If environmental engineer Daniel Noguera had his way, he would orchestrate a microbiome to pump out higher-value chemical products.
Daniel Noguera
In that vein, Noguera, the Wisconsin Distinguished Professor of civil and environmental engineering at the University of Wisconsin-Madison, along with graduate student Matt Scarborough and collaborators in the Great Lakes Bioenergy Research Center, recently published a paper in the journal mSystems in which they analyzed the makeup and metabolic activity of a mixed microbial community within a bioreactor. By doing so, they’re edging closer toward engineering such a community to optimally generate particular products—an outcome that would boost the utility—and financial viability—of the residue of biofuel production.
In their work, the researchers studied the organic leftovers of lignocellulosic ethanol production with an eye toward optimizing the yield of medium-chain fatty acids, which are useful precursors for industrial chemicals and pharmaceuticals. The medium-chain fatty acids are an alternative product—with a higher potential financial value—than the methane that’s typically generated from the residues of ethanol production.

◆ ◆ ◆ ◆ ◆ ◆ ◆

** TASK TO COMPLETE **
Continue the article on engineering microbial communities to turn biofuel residue into fatty acids, starting after its last sentence.

◆ ◆ ◆ ◆ ◆ ◆ ◆

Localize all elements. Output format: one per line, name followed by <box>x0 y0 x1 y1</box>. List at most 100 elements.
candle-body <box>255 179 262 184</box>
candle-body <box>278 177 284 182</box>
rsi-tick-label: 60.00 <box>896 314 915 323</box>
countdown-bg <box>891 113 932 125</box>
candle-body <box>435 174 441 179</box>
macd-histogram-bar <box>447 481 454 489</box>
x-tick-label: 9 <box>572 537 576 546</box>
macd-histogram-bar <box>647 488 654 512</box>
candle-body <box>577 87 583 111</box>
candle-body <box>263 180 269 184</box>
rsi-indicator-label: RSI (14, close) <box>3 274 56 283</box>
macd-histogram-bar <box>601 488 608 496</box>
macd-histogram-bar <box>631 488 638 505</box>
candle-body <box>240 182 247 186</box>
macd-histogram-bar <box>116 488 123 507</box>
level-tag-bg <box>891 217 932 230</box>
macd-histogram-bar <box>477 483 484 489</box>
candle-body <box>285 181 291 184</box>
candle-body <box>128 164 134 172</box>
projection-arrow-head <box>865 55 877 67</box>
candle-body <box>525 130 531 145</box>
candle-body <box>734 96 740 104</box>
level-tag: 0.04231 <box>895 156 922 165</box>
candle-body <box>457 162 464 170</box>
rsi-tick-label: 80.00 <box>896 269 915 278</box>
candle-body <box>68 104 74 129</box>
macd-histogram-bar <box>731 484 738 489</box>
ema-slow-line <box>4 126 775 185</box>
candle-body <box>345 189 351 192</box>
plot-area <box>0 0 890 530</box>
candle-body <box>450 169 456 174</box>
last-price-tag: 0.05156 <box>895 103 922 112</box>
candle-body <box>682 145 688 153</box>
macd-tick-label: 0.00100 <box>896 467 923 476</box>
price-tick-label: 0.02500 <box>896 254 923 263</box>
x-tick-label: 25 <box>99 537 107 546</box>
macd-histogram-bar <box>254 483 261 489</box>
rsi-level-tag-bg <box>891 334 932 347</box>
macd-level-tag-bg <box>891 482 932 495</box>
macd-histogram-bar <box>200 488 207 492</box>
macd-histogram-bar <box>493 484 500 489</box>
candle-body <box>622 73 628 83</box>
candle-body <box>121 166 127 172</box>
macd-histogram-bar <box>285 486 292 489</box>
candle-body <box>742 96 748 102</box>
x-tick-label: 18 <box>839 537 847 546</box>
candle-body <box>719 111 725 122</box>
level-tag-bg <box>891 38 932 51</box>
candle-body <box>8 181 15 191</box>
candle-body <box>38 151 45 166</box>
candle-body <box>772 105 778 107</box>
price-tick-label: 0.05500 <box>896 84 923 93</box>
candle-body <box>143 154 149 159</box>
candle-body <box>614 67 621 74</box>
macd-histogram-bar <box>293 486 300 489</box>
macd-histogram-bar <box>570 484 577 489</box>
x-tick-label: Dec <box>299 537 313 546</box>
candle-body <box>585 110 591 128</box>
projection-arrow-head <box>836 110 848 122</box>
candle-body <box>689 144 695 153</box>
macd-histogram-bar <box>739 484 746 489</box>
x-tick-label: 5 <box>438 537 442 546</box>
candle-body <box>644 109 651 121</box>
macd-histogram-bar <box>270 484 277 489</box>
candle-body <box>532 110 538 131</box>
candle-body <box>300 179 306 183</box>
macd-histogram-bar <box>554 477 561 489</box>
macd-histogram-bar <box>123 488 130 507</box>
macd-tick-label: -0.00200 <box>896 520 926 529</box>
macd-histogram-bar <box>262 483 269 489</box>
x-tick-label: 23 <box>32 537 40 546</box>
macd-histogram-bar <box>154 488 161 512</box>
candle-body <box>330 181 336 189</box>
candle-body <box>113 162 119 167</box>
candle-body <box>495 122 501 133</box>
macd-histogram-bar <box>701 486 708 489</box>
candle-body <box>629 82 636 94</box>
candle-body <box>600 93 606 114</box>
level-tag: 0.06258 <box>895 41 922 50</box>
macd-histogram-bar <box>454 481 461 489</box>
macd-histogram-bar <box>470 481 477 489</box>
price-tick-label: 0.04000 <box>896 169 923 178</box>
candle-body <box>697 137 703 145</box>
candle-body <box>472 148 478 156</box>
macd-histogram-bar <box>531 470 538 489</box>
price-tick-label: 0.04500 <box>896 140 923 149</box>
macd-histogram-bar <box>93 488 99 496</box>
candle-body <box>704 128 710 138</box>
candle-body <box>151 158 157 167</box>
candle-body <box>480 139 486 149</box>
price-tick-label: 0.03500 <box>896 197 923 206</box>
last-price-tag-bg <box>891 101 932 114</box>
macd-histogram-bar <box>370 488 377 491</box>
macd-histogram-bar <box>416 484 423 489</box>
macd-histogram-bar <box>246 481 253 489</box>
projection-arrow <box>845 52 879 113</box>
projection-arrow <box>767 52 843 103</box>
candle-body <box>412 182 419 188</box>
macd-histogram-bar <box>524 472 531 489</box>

◆ ◆ ◆ ◆ ◆ ◆ ◆

** RESULT **
“If we think about the residues from that process and generate more value from those residues, the hope is that we improve the economy of the overall system,” says Noguera.
The researchers identified the members of the microbiome and their roles in the process, while using thermodynamic analysis to examine potential ways to drive production of the medium-chain fatty acids.
“We can establish communities that make these materials, but the ratio of medium-chain fatty acids to other microbial products is not optimized,” says Noguera. “So how do you get the microbes to change? Or how do you engineer that community to make more of what you want? That’s still an open-ended question.”